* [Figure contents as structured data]
******************************

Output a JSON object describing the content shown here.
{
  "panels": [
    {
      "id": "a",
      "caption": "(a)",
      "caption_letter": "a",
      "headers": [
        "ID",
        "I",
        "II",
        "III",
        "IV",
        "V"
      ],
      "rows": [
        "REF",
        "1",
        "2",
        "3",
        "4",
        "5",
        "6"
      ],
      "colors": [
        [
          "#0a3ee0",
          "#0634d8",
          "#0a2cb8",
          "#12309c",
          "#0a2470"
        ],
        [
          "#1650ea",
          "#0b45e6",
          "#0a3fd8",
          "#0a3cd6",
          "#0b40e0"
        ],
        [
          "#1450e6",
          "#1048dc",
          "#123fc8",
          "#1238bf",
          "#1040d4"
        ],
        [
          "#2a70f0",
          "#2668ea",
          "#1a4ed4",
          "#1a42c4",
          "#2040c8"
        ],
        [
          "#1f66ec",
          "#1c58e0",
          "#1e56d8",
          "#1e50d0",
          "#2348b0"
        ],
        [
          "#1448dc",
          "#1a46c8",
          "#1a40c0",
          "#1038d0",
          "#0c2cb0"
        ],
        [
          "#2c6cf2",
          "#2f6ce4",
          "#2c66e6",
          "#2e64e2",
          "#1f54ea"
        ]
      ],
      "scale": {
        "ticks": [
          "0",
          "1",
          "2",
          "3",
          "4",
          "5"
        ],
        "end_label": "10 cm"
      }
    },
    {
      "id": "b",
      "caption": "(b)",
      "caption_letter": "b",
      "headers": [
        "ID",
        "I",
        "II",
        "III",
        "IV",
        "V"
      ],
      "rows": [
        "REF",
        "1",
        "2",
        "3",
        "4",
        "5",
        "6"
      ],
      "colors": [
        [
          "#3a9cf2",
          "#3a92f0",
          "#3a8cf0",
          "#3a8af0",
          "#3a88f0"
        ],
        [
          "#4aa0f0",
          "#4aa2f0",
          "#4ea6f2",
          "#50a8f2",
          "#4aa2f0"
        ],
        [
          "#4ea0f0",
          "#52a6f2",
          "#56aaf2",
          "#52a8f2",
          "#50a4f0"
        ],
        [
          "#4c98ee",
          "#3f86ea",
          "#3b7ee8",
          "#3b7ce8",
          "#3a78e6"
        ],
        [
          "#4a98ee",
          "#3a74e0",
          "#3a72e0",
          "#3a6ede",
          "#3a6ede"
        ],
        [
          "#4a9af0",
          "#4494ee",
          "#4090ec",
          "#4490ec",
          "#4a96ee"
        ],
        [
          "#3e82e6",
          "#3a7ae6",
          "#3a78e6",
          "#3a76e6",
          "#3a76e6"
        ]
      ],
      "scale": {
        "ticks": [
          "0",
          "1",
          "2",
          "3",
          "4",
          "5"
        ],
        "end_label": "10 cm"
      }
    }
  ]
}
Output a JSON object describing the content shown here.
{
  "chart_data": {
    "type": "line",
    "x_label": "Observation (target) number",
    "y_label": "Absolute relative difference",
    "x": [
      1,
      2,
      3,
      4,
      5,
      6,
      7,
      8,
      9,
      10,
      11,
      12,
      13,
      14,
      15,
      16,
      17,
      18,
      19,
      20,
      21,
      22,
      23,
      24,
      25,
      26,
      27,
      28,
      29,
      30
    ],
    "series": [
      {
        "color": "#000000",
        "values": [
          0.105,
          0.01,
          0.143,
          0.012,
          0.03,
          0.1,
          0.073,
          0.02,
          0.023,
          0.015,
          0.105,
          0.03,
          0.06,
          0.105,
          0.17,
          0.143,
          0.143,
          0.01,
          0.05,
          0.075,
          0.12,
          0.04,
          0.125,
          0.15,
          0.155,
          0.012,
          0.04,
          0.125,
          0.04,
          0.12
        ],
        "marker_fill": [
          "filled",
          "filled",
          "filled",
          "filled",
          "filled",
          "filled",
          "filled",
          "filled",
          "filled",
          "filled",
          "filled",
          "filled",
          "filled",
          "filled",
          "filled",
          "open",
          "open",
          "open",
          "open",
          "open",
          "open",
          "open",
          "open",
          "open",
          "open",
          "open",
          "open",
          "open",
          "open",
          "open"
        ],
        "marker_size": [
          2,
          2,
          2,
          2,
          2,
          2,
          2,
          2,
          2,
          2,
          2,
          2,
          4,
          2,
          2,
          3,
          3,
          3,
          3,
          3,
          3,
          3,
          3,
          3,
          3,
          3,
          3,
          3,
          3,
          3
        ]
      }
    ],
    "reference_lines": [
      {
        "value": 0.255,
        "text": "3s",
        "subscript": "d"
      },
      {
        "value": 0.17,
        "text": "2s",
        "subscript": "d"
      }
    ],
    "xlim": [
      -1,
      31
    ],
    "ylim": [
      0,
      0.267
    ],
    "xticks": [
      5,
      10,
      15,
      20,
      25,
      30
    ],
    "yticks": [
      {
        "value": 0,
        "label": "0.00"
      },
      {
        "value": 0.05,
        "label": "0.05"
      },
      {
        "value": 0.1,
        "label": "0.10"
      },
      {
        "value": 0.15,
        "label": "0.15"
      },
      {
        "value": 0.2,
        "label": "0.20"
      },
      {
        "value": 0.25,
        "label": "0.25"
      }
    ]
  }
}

******************************

Reproduce each record exactly, leaving nothing out.

* [Task response]
Output a JSON object describing the content shown here.
{
  "panels": [
    {
      "id": "a",
      "caption": "(a)",
      "caption_letter": "a",
      "headers": [
        "ID",
        "I",
        "II",
        "III",
        "IV",
        "V"
      ],
      "rows": [
        "REF",
        "1",
        "2",
        "3",
        "4",
        "5",
        "6"
      ],
      "colors": [
        [
          "#0a3ee0",
          "#0634d8",
          "#0a2cb8",
          "#12309c",
          "#0a2470"
        ],
        [
          "#1650ea",
          "#0b45e6",
          "#0a3fd8",
          "#0a3cd6",
          "#0b40e0"
        ],
        [
          "#1450e6",
          "#1048dc",
          "#123fc8",
          "#1238bf",
          "#1040d4"
        ],
        [
          "#2a70f0",
          "#2668ea",
          "#1a4ed4",
          "#1a42c4",
          "#2040c8"
        ],
        [
          "#1f66ec",
          "#1c58e0",
          "#1e56d8",
          "#1e50d0",
          "#2348b0"
        ],
        [
          "#1448dc",
          "#1a46c8",
          "#1a40c0",
          "#1038d0",
          "#0c2cb0"
        ],
        [
          "#2c6cf2",
          "#2f6ce4",
          "#2c66e6",
          "#2e64e2",
          "#1f54ea"
        ]
      ],
      "scale": {
        "ticks": [
          "0",
          "1",
          "2",
          "3",
          "4",
          "5"
        ],
        "end_label": "10 cm"
      }
    },
    {
      "id": "b",
      "caption": "(b)",
      "caption_letter": "b",
      "headers": [
        "ID",
        "I",
        "II",
        "III",
        "IV",
        "V"
      ],
      "rows": [
        "REF",
        "1",
        "2",
        "3",
        "4",
        "5",
        "6"
      ],
      "colors": [
        [
          "#3a9cf2",
          "#3a92f0",
          "#3a8cf0",
          "#3a8af0",
          "#3a88f0"
        ],
        [
          "#4aa0f0",
          "#4aa2f0",
          "#4ea6f2",
          "#50a8f2",
          "#4aa2f0"
        ],
        [
          "#4ea0f0",
          "#52a6f2",
          "#56aaf2",
          "#52a8f2",
          "#50a4f0"
        ],
        [
          "#4c98ee",
          "#3f86ea",
          "#3b7ee8",
          "#3b7ce8",
          "#3a78e6"
        ],
        [
          "#4a98ee",
          "#3a74e0",
          "#3a72e0",
          "#3a6ede",
          "#3a6ede"
        ],
        [
          "#4a9af0",
          "#4494ee",
          "#4090ec",
          "#4490ec",
          "#4a96ee"
        ],
        [
          "#3e82e6",
          "#3a7ae6",
          "#3a78e6",
          "#3a76e6",
          "#3a76e6"
        ]
      ],
      "scale": {
        "ticks": [
          "0",
          "1",
          "2",
          "3",
          "4",
          "5"
        ],
        "end_label": "10 cm"
      }
    }
  ]
}
Output a JSON object describing the content shown here.
{
  "chart_data": {
    "type": "line",
    "x_label": "Observation (target) number",
    "y_label": "Absolute relative difference",
    "x": [
      1,
      2,
      3,
      4,
      5,
      6,
      7,
      8,
      9,
      10,
      11,
      12,
      13,
      14,
      15,
      16,
      17,
      18,
      19,
      20,
      21,
      22,
      23,
      24,
      25,
      26,
      27,
      28,
      29,
      30
    ],
    "series": [
      {
        "color": "#000000",
        "values": [
          0.105,
          0.01,
          0.143,
          0.012,
          0.03,
          0.1,
          0.073,
          0.02,
          0.023,
          0.015,
          0.105,
          0.03,
          0.06,
          0.105,
          0.17,
          0.143,
          0.143,
          0.01,
          0.05,
          0.075,
          0.12,
          0.04,
          0.125,
          0.15,
          0.155,
          0.012,
          0.04,
          0.125,
          0.04,
          0.12
        ],
        "marker_fill": [
          "filled",
          "filled",
          "filled",
          "filled",
          "filled",
          "filled",
          "filled",
          "filled",
          "filled",
          "filled",
          "filled",
          "filled",
          "filled",
          "filled",
          "filled",
          "open",
          "open",
          "open",
          "open",
          "open",
          "open",
          "open",
          "open",
          "open",
          "open",
          "open",
          "open",
          "open",
          "open",
          "open"
        ],
        "marker_size": [
          2,
          2,
          2,
          2,
          2,
          2,
          2,
          2,
          2,
          2,
          2,
          2,
          4,
          2,
          2,
          3,
          3,
          3,
          3,
          3,
          3,
          3,
          3,
          3,
          3,
          3,
          3,
          3,
          3,
          3
        ]
      }
    ],
    "reference_lines": [
      {
        "value": 0.255,
        "text": "3s",
        "subscript": "d"
      },
      {
        "value": 0.17,
        "text": "2s",
        "subscript": "d"
      }
    ],
    "xlim": [
      -1,
      31
    ],
    "ylim": [
      0,
      0.267
    ],
    "xticks": [
      5,
      10,
      15,
      20,
      25,
      30
    ],
    "yticks": [
      {
        "value": 0,
        "label": "0.00"
      },
      {
        "value": 0.05,
        "label": "0.05"
      },
      {
        "value": 0.1,
        "label": "0.10"
      },
      {
        "value": 0.15,
        "label": "0.15"
      },
      {
        "value": 0.2,
        "label": "0.20"
      },
      {
        "value": 0.25,
        "label": "0.25"
      }
    ]
  }
}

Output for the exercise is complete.